## start Material for the task

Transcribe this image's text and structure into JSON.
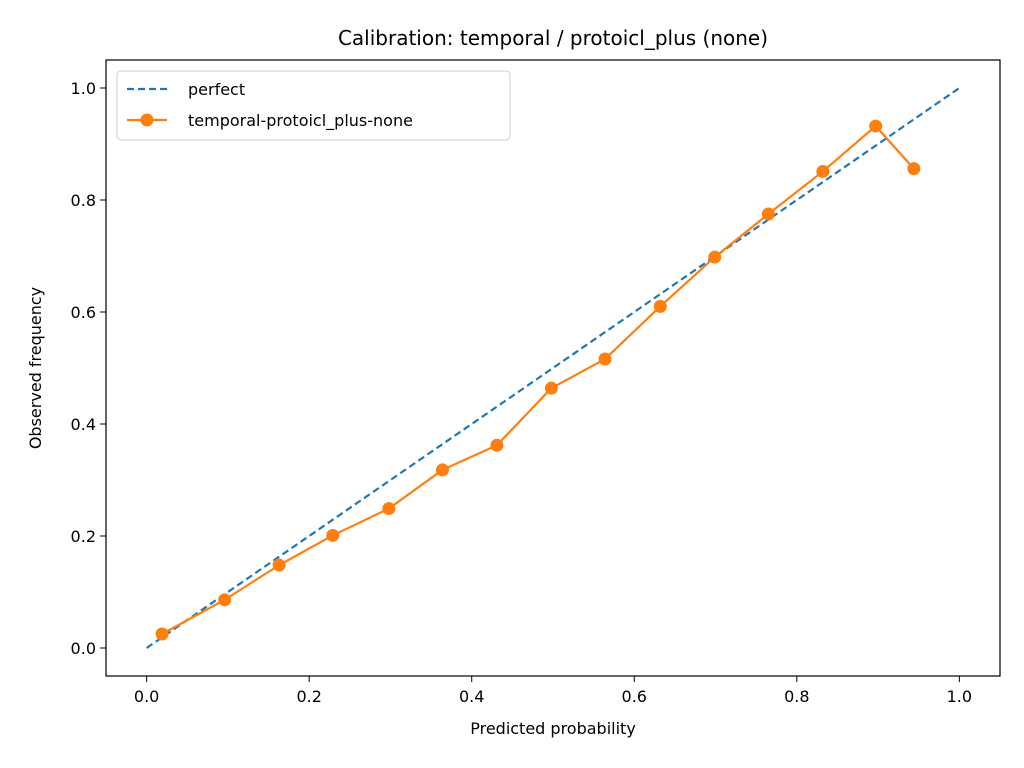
{
  "chart_data": {
    "type": "line",
    "title": "Calibration: temporal / protoicl_plus (none)",
    "xlabel": "Predicted probability",
    "ylabel": "Observed frequency",
    "xlim": [
      -0.05,
      1.05
    ],
    "ylim": [
      -0.05,
      1.05
    ],
    "x_ticks": [
      0.0,
      0.2,
      0.4,
      0.6,
      0.8,
      1.0
    ],
    "y_ticks": [
      0.0,
      0.2,
      0.4,
      0.6,
      0.8,
      1.0
    ],
    "x_tick_labels": [
      "0.0",
      "0.2",
      "0.4",
      "0.6",
      "0.8",
      "1.0"
    ],
    "y_tick_labels": [
      "0.0",
      "0.2",
      "0.4",
      "0.6",
      "0.8",
      "1.0"
    ],
    "grid": false,
    "legend_position": "upper-left",
    "series": [
      {
        "name": "perfect",
        "style": "dashed",
        "color": "#1f77b4",
        "x": [
          0.0,
          1.0
        ],
        "y": [
          0.0,
          1.0
        ]
      },
      {
        "name": "temporal-protoicl_plus-none",
        "style": "solid-markers",
        "color": "#ff7f0e",
        "x": [
          0.019,
          0.096,
          0.163,
          0.229,
          0.298,
          0.364,
          0.431,
          0.498,
          0.564,
          0.632,
          0.699,
          0.765,
          0.832,
          0.897,
          0.944
        ],
        "y": [
          0.025,
          0.086,
          0.148,
          0.201,
          0.249,
          0.318,
          0.362,
          0.464,
          0.516,
          0.61,
          0.698,
          0.775,
          0.851,
          0.932,
          0.856
        ]
      }
    ]
  }
}
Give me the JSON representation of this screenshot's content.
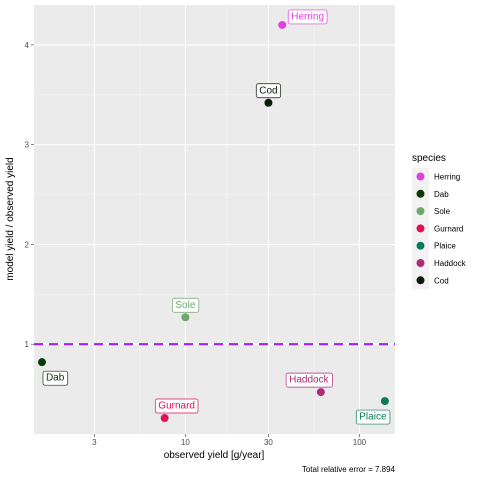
{
  "chart_data": {
    "type": "scatter",
    "xlabel": "observed yield [g/year]",
    "ylabel": "model yield / observed yield",
    "x_scale": "log10",
    "x_ticks": [
      3,
      10,
      30,
      100
    ],
    "y_ticks": [
      1,
      2,
      3,
      4
    ],
    "xlim": [
      1.35,
      160
    ],
    "ylim": [
      0.1,
      4.4
    ],
    "reference_line": {
      "y": 1,
      "style": "dashed",
      "color": "#a020f0"
    },
    "legend": {
      "title": "species",
      "position": "right"
    },
    "caption": "Total relative error = 7.894",
    "points": [
      {
        "species": "Herring",
        "x": 36,
        "y": 4.2,
        "color": "#e040e0"
      },
      {
        "species": "Dab",
        "x": 1.5,
        "y": 0.82,
        "color": "#0a3a0a"
      },
      {
        "species": "Sole",
        "x": 10,
        "y": 1.27,
        "color": "#6ea86e"
      },
      {
        "species": "Gurnard",
        "x": 7.6,
        "y": 0.26,
        "color": "#e0105a"
      },
      {
        "species": "Plaice",
        "x": 140,
        "y": 0.43,
        "color": "#0a7a5a"
      },
      {
        "species": "Haddock",
        "x": 60,
        "y": 0.52,
        "color": "#b02a78"
      },
      {
        "species": "Cod",
        "x": 30,
        "y": 3.42,
        "color": "#0a1a0a"
      }
    ]
  }
}
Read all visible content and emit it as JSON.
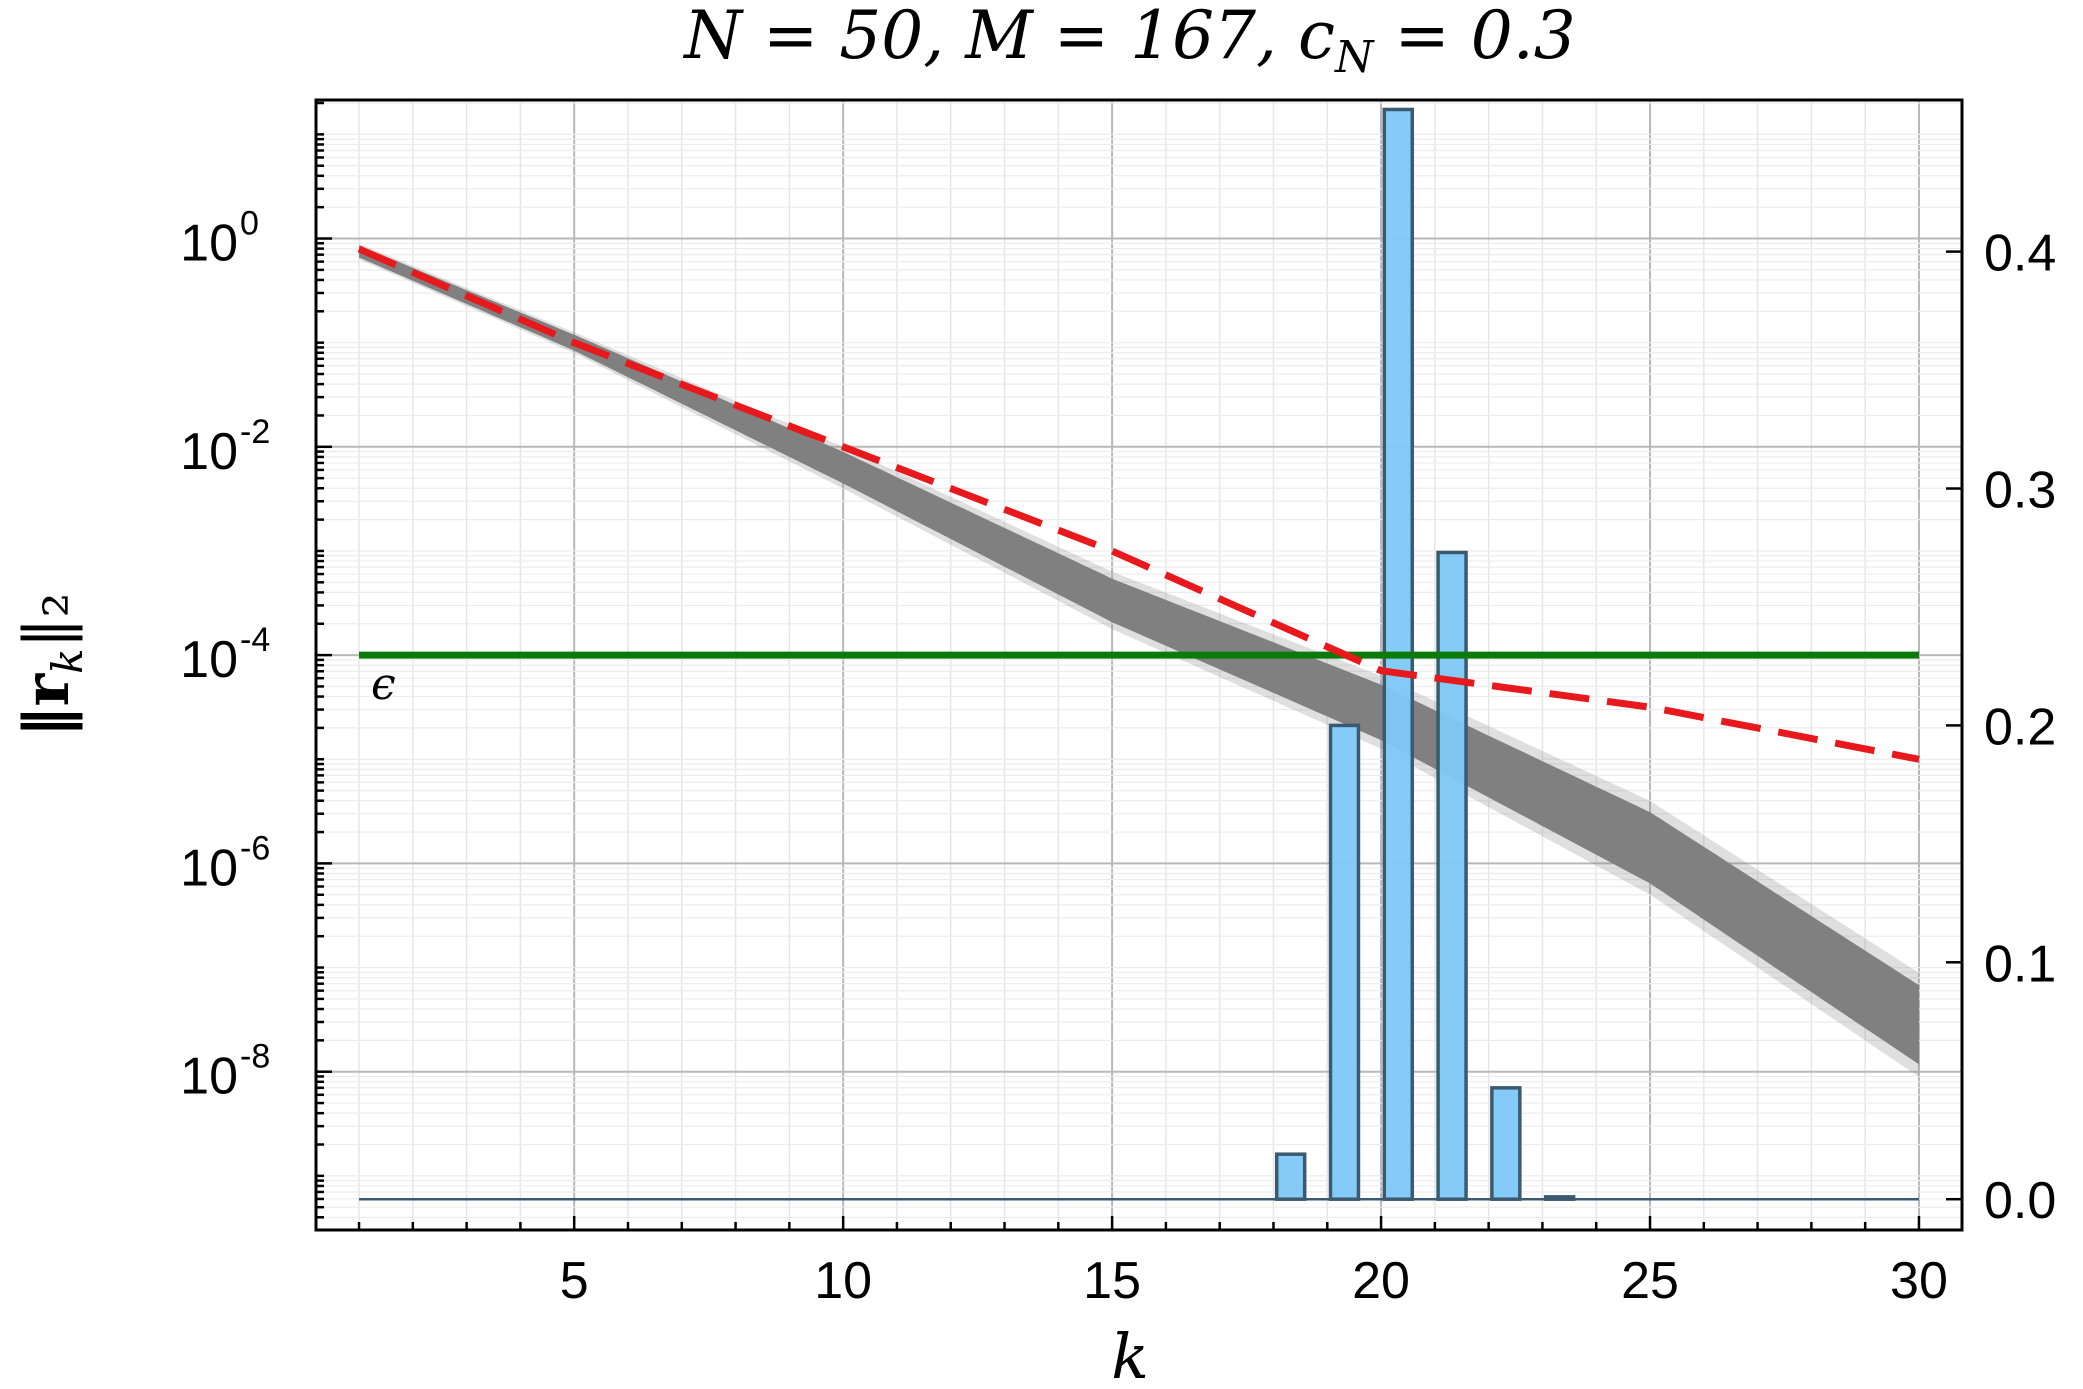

## end Material for the task

_Task details:_ Which lines hold the word "name"? Return all of them from the records above.

_Exercise response:_
        "name": "perfect",
        "name": "temporal-protoicl_plus-none",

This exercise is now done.